======== DATASET ENTRIES

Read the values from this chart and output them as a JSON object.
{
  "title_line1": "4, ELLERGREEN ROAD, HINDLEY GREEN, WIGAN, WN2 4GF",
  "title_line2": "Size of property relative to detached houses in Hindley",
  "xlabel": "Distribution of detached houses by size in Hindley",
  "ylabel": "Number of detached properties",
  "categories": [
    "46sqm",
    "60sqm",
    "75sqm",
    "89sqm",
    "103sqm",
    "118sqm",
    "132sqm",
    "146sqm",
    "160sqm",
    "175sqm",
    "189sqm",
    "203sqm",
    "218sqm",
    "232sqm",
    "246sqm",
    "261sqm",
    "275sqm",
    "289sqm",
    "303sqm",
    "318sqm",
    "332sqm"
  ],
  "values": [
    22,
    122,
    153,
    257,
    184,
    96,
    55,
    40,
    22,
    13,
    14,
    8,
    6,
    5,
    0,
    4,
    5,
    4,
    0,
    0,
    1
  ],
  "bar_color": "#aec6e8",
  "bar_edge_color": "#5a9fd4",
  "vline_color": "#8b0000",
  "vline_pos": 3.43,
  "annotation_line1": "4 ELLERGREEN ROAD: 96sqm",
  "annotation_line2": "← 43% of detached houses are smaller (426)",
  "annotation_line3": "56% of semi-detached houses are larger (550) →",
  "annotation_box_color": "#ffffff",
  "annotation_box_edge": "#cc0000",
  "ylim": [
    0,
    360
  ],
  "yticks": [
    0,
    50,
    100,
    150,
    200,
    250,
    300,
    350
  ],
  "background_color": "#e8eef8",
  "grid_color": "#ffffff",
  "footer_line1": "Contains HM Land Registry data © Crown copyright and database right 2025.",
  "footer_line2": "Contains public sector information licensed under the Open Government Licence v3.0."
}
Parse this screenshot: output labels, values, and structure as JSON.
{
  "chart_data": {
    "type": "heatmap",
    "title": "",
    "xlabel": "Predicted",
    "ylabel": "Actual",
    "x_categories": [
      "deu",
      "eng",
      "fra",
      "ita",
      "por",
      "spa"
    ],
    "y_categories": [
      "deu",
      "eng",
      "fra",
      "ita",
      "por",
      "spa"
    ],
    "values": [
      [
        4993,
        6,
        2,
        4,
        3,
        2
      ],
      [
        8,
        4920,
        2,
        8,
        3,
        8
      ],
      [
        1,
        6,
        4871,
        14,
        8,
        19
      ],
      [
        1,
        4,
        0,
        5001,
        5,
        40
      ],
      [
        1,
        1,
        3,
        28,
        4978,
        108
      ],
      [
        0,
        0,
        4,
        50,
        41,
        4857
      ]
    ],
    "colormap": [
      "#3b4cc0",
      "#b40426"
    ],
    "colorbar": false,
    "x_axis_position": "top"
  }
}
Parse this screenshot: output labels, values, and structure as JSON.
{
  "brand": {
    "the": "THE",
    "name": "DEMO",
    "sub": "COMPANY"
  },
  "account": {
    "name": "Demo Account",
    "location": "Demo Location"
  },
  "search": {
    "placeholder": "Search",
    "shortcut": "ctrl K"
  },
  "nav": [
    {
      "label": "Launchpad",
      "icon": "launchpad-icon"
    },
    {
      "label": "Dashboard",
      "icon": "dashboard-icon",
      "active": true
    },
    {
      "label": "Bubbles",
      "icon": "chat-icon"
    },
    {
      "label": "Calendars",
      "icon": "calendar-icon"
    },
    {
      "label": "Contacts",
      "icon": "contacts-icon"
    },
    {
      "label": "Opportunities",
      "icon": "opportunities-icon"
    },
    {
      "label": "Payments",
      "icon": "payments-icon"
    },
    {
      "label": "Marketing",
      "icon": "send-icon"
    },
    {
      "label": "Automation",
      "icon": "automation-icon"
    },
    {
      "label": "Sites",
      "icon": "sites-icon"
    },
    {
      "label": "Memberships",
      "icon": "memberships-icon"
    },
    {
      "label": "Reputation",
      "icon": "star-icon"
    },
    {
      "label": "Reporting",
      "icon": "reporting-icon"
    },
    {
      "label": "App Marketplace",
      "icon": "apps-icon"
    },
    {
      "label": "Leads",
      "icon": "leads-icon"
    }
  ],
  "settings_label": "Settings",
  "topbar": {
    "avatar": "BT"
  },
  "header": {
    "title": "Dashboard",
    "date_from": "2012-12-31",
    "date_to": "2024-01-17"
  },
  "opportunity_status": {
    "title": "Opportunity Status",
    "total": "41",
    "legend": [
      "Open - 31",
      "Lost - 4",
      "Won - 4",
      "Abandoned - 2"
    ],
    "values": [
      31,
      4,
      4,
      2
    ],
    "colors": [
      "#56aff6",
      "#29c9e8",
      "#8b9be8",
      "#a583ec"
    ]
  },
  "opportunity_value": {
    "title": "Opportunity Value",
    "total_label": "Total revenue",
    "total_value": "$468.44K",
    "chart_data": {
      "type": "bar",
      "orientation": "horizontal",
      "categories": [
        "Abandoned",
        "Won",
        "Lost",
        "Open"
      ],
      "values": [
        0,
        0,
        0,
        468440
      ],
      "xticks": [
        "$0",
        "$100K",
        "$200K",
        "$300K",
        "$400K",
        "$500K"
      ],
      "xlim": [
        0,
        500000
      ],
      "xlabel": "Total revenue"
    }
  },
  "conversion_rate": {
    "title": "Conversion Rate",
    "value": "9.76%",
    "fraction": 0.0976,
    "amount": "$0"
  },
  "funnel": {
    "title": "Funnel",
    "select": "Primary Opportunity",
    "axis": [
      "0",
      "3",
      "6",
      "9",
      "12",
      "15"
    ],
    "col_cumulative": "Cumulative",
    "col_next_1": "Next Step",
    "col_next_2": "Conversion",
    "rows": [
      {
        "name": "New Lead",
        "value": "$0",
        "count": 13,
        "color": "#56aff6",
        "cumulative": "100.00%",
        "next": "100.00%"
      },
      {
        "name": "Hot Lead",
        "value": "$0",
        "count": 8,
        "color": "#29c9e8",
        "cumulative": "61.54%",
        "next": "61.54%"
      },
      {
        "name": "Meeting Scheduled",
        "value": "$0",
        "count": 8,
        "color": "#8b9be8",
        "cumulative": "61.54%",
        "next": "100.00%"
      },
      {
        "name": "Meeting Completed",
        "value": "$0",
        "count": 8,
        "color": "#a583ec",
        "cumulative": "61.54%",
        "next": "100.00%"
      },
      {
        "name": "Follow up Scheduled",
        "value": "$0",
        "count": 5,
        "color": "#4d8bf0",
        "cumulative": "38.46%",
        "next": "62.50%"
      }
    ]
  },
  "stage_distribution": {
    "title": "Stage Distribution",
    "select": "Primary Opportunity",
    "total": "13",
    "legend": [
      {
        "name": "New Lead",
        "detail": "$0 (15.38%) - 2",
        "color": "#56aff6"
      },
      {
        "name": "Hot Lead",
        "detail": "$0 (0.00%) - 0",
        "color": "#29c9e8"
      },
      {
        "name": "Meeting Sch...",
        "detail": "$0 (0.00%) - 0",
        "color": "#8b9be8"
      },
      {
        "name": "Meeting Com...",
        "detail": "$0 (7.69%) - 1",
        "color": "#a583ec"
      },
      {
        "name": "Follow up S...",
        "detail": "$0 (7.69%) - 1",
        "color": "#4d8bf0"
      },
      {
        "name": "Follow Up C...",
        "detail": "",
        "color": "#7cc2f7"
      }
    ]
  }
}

================

Search the listing for the word "Follow". Copy every line in which it occurs.

        "name": "Follow up Scheduled",
        "name": "Follow up S...",
        "name": "Follow Up C...",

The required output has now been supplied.